**EXERCISE GOAL**
Copy each line below in which the string "that" occurs.
+ + + + +
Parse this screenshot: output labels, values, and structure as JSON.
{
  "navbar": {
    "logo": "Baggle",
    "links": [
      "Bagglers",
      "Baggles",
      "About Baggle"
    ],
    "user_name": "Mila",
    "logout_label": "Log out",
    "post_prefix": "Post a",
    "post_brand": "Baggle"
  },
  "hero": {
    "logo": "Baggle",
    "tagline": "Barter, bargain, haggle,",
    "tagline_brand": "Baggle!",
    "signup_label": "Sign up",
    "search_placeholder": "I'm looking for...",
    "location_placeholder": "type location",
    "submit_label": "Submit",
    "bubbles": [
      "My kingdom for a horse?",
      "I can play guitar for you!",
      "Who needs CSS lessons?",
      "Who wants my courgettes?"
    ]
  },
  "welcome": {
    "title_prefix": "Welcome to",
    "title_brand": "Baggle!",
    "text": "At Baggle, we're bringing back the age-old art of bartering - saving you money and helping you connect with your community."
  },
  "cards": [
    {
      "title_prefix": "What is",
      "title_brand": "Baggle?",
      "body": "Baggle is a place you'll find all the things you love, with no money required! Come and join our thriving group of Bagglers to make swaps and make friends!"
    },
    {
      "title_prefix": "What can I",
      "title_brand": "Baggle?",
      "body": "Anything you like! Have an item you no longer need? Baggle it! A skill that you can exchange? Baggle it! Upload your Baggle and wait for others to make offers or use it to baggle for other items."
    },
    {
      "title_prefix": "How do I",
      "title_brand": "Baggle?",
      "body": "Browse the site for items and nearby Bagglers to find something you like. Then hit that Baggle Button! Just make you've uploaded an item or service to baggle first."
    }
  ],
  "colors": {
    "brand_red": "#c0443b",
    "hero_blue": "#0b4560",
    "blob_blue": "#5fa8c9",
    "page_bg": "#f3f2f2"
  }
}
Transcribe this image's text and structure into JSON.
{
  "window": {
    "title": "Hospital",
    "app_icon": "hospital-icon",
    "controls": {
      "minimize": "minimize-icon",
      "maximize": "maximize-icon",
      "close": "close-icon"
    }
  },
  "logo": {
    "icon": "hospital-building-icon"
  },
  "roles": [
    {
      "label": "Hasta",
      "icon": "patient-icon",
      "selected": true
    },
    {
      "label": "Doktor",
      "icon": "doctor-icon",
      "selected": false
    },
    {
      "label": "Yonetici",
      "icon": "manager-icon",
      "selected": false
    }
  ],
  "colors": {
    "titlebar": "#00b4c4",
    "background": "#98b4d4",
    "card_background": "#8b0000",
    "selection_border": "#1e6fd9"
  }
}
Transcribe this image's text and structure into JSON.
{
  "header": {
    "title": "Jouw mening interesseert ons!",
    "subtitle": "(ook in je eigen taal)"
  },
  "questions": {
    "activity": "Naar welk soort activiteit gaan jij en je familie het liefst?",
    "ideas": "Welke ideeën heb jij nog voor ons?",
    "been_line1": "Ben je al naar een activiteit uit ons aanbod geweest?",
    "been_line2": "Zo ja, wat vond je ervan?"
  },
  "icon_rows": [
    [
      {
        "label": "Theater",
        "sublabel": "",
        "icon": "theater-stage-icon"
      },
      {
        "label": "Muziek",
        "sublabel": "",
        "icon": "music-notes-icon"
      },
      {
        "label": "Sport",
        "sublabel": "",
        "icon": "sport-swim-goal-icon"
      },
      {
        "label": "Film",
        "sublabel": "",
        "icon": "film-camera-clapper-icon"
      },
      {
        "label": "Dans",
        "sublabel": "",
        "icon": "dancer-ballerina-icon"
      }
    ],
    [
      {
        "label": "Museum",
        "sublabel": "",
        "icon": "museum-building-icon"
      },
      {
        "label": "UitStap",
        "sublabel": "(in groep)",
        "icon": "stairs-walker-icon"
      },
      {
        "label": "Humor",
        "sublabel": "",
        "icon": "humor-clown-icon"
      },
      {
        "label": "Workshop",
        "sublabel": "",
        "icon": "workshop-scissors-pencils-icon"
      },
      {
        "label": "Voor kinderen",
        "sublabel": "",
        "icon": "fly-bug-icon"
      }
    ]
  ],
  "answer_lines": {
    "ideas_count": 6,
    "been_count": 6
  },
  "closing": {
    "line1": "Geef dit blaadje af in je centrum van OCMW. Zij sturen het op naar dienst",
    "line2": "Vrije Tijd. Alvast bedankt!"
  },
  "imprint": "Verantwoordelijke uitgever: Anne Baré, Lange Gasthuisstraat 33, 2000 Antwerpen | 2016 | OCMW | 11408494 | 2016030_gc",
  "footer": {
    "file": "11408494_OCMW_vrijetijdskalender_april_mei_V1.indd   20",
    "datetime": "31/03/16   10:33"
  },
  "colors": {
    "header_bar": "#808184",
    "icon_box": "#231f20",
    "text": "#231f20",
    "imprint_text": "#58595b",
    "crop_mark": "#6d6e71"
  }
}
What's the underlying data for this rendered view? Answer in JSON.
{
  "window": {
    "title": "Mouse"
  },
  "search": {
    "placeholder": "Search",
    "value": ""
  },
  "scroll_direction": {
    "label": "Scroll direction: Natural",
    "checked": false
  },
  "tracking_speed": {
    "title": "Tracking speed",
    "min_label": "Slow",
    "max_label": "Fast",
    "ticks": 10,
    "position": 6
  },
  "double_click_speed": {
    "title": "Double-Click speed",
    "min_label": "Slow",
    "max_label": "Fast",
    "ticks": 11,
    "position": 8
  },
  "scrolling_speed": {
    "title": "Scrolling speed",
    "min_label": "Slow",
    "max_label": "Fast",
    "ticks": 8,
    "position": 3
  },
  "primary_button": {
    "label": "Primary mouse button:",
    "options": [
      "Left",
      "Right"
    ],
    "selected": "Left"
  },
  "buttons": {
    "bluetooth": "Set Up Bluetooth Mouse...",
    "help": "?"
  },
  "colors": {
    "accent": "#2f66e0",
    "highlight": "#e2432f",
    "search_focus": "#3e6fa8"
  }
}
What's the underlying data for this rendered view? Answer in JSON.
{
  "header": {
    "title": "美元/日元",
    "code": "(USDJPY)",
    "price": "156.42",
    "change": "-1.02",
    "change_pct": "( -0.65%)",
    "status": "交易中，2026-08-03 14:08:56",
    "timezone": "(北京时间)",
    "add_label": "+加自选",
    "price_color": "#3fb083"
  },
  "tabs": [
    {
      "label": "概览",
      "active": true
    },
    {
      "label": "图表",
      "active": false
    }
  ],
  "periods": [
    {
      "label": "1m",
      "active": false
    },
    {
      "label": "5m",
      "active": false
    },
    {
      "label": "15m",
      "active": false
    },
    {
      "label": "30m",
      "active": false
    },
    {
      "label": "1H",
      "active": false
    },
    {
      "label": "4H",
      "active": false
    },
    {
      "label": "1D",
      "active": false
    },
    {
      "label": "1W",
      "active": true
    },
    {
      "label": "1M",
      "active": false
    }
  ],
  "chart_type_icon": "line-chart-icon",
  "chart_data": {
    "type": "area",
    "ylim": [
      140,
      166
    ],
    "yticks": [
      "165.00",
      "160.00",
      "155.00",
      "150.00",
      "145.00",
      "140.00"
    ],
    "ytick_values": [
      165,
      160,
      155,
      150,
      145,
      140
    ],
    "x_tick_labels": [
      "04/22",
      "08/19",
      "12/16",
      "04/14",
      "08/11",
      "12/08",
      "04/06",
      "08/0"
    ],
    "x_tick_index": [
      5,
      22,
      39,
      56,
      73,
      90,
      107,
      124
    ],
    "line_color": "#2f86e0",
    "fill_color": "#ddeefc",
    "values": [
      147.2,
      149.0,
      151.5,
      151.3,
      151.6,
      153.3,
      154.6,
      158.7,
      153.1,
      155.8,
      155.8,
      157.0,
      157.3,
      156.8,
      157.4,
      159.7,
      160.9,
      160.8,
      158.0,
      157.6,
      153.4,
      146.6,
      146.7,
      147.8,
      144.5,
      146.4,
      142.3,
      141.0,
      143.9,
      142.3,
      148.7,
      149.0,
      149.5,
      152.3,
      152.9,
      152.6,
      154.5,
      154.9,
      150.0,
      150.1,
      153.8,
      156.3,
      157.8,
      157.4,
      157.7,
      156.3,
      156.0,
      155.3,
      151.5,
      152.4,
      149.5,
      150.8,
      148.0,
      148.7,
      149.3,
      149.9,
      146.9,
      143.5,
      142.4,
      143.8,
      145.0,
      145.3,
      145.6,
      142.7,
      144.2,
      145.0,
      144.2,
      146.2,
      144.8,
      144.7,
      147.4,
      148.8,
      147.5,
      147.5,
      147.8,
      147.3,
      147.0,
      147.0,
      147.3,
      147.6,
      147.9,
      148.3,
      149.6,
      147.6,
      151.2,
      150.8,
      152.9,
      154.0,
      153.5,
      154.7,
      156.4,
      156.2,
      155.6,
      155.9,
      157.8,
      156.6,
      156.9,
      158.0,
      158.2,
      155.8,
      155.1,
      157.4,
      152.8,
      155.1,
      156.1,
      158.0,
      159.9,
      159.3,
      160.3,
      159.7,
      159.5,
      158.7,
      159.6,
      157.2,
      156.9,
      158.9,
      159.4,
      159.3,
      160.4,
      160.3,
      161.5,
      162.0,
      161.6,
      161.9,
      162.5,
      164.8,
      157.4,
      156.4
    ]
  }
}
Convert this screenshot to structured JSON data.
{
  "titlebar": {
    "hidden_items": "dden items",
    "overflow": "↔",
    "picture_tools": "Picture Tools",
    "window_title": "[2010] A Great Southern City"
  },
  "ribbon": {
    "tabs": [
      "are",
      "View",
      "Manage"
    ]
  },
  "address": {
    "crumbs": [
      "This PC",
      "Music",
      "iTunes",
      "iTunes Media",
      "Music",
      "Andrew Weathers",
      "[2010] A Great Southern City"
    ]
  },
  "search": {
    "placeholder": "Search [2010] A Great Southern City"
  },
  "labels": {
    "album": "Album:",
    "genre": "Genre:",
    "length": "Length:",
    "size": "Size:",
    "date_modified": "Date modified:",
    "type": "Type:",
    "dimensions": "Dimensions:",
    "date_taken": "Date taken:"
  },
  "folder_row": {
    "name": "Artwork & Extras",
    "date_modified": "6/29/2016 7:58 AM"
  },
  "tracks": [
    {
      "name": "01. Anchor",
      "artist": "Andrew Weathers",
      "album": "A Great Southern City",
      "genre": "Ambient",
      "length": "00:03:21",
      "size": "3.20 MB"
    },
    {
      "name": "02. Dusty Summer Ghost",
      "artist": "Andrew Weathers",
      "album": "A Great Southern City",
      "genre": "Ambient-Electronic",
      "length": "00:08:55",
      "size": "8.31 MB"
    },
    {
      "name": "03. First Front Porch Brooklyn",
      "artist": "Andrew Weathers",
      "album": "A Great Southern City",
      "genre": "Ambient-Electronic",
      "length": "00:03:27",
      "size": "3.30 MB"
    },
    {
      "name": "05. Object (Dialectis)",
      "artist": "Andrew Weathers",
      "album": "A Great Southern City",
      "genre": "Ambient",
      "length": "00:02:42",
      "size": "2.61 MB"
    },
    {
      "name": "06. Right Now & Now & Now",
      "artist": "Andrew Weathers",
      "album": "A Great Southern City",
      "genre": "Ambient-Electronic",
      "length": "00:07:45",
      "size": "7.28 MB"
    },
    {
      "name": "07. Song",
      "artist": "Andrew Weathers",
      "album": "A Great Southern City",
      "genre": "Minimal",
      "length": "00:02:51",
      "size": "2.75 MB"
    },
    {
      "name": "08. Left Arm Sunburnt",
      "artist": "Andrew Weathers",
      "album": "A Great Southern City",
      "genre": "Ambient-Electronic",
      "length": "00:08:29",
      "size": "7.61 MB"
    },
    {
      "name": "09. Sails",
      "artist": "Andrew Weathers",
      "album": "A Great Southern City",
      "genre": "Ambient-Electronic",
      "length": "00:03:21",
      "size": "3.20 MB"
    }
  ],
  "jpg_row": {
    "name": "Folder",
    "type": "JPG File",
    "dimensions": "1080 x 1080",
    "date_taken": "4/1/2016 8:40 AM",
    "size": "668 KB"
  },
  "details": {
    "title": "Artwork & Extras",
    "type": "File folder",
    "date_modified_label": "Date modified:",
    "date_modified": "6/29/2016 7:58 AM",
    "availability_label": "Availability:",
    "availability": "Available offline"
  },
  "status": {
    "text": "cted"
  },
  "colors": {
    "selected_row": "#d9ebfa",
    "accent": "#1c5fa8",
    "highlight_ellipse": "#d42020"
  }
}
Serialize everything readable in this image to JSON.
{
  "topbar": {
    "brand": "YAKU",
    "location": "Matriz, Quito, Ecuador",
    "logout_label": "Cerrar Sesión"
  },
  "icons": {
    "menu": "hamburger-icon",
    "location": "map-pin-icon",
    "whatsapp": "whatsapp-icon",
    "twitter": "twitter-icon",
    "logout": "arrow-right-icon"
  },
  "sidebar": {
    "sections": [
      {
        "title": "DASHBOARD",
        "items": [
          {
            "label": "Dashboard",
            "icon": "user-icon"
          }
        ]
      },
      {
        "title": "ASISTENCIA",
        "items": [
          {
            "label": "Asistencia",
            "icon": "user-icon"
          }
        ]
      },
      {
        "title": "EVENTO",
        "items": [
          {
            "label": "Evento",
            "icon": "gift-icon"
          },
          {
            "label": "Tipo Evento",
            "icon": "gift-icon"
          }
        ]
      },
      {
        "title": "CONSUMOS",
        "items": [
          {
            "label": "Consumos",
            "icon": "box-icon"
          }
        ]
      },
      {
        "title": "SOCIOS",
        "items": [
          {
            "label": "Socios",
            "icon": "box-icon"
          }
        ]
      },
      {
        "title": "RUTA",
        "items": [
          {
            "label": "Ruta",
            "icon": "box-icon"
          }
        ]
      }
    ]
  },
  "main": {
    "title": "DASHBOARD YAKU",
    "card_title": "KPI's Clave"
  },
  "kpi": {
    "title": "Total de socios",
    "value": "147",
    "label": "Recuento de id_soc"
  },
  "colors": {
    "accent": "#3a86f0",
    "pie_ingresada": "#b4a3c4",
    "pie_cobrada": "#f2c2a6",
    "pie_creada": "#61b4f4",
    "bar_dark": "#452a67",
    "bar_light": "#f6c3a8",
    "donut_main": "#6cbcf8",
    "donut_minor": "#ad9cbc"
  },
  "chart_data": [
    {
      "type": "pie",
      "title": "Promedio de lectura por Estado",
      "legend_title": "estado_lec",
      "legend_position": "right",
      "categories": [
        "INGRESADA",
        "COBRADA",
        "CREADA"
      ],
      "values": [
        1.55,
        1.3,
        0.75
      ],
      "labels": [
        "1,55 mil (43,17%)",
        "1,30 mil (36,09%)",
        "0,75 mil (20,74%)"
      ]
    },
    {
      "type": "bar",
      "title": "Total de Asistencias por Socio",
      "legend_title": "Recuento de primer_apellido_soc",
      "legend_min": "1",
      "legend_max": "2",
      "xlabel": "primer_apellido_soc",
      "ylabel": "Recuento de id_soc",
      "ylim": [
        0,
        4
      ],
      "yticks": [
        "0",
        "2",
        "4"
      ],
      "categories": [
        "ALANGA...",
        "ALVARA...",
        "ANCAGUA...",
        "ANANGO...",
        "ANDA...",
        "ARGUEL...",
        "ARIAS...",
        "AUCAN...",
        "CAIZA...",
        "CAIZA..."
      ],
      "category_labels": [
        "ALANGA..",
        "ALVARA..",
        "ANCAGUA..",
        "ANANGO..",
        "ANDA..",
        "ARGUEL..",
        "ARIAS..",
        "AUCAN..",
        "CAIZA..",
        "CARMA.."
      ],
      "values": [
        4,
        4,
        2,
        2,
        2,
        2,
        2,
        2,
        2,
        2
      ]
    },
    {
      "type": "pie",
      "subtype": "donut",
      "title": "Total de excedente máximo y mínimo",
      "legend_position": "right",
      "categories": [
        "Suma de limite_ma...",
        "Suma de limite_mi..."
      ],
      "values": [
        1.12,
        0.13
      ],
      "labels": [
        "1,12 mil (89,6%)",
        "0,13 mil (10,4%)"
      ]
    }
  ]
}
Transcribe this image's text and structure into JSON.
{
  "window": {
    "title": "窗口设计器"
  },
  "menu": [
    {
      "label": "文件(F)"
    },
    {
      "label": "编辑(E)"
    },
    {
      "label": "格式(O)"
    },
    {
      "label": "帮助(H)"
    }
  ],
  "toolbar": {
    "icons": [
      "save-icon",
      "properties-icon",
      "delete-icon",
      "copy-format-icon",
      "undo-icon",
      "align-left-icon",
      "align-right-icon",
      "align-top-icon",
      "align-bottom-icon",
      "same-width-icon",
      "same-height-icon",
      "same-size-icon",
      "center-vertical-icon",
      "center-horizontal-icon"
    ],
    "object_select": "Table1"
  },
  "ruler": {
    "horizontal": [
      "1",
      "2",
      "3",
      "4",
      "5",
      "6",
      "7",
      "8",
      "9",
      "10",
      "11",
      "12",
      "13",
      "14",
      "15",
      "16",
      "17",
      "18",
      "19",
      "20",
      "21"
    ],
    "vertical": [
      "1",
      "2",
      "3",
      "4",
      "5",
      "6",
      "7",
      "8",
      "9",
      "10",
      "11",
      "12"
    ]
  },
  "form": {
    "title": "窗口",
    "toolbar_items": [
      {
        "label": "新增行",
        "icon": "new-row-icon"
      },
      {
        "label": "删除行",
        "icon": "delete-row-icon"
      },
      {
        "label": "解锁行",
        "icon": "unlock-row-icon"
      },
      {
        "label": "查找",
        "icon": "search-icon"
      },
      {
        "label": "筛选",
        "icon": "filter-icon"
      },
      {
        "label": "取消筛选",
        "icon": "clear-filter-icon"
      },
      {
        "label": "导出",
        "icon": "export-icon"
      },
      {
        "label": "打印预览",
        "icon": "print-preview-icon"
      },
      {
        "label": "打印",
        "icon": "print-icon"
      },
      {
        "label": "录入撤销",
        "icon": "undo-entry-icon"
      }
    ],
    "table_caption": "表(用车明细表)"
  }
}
+ + + + +
**THE OUTPUT**
      "body": "Anything you like! Have an item you no longer need? Baggle it! A skill that you can exchange? Baggle it! Upload your Baggle and wait for others to make offers or use it to baggle for other items."
      "body": "Browse the site for items and nearby Bagglers to find something you like. Then hit that Baggle Button! Just make you've uploaded an item or service to baggle first."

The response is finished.